Task data:
● ● ● ● ● ● ●
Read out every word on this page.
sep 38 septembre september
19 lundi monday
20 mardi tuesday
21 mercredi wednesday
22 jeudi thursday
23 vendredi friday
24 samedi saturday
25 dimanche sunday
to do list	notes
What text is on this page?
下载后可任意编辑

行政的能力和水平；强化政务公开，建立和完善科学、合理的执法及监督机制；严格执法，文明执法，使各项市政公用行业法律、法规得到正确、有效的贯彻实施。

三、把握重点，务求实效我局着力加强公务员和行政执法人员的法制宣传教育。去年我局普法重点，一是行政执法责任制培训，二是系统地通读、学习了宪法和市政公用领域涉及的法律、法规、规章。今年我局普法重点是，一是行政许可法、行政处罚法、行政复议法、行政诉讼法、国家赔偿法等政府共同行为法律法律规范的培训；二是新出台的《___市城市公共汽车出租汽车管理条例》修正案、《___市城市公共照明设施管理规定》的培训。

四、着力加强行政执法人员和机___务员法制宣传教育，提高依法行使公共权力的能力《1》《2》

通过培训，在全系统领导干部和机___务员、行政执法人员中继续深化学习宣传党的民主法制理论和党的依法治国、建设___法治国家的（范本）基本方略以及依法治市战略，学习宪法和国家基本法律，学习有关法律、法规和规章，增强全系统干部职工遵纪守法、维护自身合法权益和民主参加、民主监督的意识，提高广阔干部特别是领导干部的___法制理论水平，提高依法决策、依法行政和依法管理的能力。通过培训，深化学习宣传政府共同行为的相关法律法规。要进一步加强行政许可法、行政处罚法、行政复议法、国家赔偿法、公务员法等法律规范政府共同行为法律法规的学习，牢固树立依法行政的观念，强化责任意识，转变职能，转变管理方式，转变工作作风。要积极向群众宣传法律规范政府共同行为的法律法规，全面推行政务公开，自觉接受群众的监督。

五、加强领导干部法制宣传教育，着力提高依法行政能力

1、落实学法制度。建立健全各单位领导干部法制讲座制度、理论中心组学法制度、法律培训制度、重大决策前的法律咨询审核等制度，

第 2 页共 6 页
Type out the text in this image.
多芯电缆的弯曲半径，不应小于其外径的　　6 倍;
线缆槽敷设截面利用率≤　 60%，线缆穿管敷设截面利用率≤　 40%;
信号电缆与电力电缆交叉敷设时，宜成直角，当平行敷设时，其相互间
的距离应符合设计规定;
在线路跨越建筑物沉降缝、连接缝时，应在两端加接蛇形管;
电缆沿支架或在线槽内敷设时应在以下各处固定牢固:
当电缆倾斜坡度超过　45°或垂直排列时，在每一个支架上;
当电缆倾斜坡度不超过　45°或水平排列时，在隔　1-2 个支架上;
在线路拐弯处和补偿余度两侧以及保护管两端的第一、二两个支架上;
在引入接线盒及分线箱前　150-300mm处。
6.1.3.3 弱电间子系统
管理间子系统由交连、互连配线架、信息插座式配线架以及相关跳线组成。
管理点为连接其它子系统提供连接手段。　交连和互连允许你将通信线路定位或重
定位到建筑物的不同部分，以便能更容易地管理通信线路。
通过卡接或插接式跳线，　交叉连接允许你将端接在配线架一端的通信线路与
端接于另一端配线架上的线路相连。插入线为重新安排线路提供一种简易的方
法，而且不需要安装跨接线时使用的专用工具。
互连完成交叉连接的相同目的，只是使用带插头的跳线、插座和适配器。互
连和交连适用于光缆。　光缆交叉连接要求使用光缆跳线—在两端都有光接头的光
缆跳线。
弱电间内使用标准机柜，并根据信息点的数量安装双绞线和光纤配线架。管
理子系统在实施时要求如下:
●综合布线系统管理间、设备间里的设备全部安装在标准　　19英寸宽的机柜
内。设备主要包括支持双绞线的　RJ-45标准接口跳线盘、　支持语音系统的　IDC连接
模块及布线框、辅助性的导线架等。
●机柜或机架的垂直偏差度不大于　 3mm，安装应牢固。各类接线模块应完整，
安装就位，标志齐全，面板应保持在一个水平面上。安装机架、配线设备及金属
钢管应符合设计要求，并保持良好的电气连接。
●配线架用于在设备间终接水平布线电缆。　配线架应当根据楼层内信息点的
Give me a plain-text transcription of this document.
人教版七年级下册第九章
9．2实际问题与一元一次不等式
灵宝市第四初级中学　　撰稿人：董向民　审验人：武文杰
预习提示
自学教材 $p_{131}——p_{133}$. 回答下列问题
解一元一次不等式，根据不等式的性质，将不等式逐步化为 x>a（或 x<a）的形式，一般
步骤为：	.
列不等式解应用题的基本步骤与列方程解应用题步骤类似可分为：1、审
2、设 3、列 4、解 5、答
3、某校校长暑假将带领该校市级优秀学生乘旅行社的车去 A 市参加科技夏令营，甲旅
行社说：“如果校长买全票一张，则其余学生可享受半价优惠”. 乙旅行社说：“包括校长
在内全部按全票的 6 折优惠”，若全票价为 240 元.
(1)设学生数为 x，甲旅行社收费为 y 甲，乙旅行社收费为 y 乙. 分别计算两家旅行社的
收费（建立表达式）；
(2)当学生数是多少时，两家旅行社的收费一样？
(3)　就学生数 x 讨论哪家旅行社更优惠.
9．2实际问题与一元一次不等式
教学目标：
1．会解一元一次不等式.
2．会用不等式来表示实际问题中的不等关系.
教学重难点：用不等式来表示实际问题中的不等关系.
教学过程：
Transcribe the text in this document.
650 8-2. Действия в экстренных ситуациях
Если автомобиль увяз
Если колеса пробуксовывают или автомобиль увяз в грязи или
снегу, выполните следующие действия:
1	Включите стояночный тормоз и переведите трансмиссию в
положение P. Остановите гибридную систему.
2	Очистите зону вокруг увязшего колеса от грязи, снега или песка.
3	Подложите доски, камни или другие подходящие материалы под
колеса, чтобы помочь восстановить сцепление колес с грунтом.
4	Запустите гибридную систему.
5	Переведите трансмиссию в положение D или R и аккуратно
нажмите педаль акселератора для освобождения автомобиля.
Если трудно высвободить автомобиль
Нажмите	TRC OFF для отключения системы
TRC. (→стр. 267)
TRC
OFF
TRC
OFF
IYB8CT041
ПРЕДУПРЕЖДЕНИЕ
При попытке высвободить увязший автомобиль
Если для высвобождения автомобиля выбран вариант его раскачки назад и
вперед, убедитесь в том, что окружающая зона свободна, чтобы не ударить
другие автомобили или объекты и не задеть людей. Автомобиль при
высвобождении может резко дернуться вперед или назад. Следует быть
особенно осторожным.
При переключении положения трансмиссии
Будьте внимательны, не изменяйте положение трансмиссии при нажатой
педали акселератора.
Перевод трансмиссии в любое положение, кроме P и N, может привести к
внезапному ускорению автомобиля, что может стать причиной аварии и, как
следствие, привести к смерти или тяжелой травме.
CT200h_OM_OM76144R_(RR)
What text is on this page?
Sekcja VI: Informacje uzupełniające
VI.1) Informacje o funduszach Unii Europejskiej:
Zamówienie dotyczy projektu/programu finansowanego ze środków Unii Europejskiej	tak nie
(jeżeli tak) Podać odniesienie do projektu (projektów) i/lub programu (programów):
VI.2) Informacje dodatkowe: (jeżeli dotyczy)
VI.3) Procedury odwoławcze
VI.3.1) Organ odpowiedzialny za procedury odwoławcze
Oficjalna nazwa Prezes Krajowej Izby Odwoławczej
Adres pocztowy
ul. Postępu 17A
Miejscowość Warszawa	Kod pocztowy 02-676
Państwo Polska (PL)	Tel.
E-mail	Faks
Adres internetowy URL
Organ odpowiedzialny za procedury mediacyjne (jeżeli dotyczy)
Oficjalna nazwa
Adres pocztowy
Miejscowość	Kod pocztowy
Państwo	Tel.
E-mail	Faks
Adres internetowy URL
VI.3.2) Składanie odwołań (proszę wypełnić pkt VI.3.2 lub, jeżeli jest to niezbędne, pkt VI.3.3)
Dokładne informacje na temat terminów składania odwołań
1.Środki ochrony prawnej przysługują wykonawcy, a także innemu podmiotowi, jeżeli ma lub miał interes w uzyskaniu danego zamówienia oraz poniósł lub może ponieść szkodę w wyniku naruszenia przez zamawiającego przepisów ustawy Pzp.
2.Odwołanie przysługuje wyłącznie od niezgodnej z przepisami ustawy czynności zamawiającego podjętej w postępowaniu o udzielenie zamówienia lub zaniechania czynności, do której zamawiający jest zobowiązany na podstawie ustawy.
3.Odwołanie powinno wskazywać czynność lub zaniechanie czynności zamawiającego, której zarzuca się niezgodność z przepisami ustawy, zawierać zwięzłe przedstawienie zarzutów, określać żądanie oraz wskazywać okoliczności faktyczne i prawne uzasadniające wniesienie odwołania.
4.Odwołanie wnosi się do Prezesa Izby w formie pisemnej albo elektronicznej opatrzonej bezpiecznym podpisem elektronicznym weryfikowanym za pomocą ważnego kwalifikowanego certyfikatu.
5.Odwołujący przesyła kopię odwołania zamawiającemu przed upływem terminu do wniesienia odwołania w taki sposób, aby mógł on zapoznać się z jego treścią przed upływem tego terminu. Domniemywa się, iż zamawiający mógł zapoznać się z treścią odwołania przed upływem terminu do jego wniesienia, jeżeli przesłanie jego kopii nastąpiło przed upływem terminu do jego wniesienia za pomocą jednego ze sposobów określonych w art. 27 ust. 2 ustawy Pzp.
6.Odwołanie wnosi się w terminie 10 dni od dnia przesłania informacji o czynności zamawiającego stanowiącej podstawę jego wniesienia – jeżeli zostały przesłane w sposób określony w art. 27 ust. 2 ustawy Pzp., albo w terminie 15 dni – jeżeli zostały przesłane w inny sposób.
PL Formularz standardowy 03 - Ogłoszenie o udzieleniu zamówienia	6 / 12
● ● ● ● ● ● ●
Problem requirements: The word "projektu" appears in how many lines of the records? Give the number only.

Solution to the problem: 2